> What is expected
Gather all lines with the word "text" in them.

> Data shown
** Start **

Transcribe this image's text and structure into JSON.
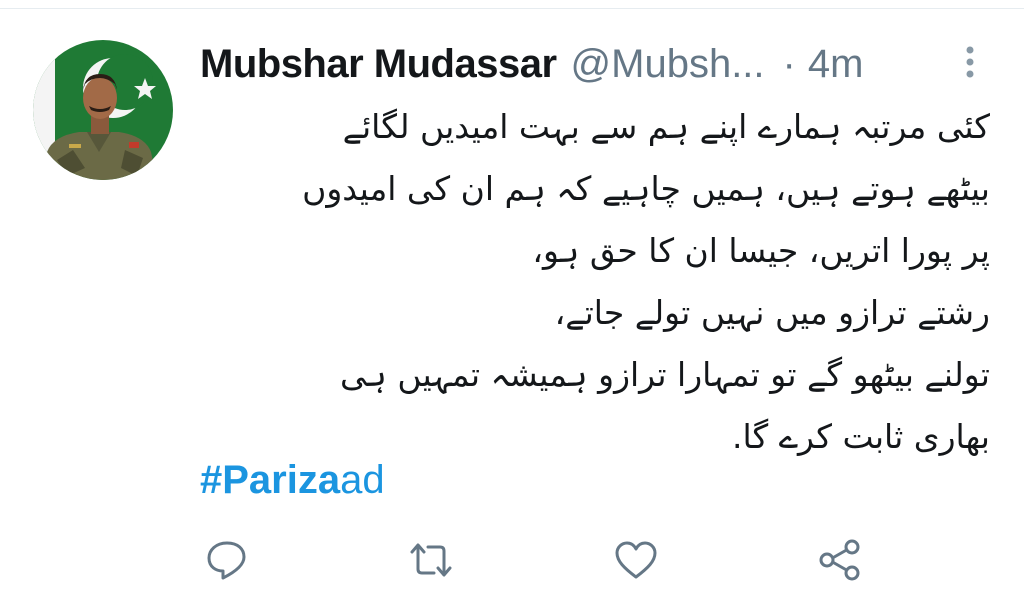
{
  "tweet": {
    "author_name": "Mubshar Mudassar",
    "author_handle": "@Mubsh...",
    "separator": "·",
    "timestamp": "4m",
    "lines": [
      "کئی مرتبہ ہمارے اپنے ہم سے بہت امیدیں لگائے",
      "بیٹھے ہوتے ہیں، ہمیں چاہیے کہ ہم ان کی امیدوں",
      "پر پورا اتریں، جیسا ان کا حق ہو،",
      "رشتے ترازو میں نہیں تولے جاتے،",
      "تولنے بیٹھو گے تو تمہارا ترازو ہمیشہ تمہیں ہی",
      "بھاری ثابت کرے گا."
    ],
    "hashtag_bold": "#Pariza",
    "hashtag_rest": "ad"
  },
  "icons": {
    "more": "more-vertical-icon",
    "reply": "reply-icon",
    "retweet": "retweet-icon",
    "like": "like-icon",
    "share": "share-icon"
  },
  "colors": {
    "text": "#14171a",
    "secondary": "#657786",
    "link": "#1b95e0",
    "icon": "#657786",
    "flag_green": "#01411c"
  }
}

** End **

> Right answer
Transcribe this image's text and structure into JSON.
    "text": "#14171a",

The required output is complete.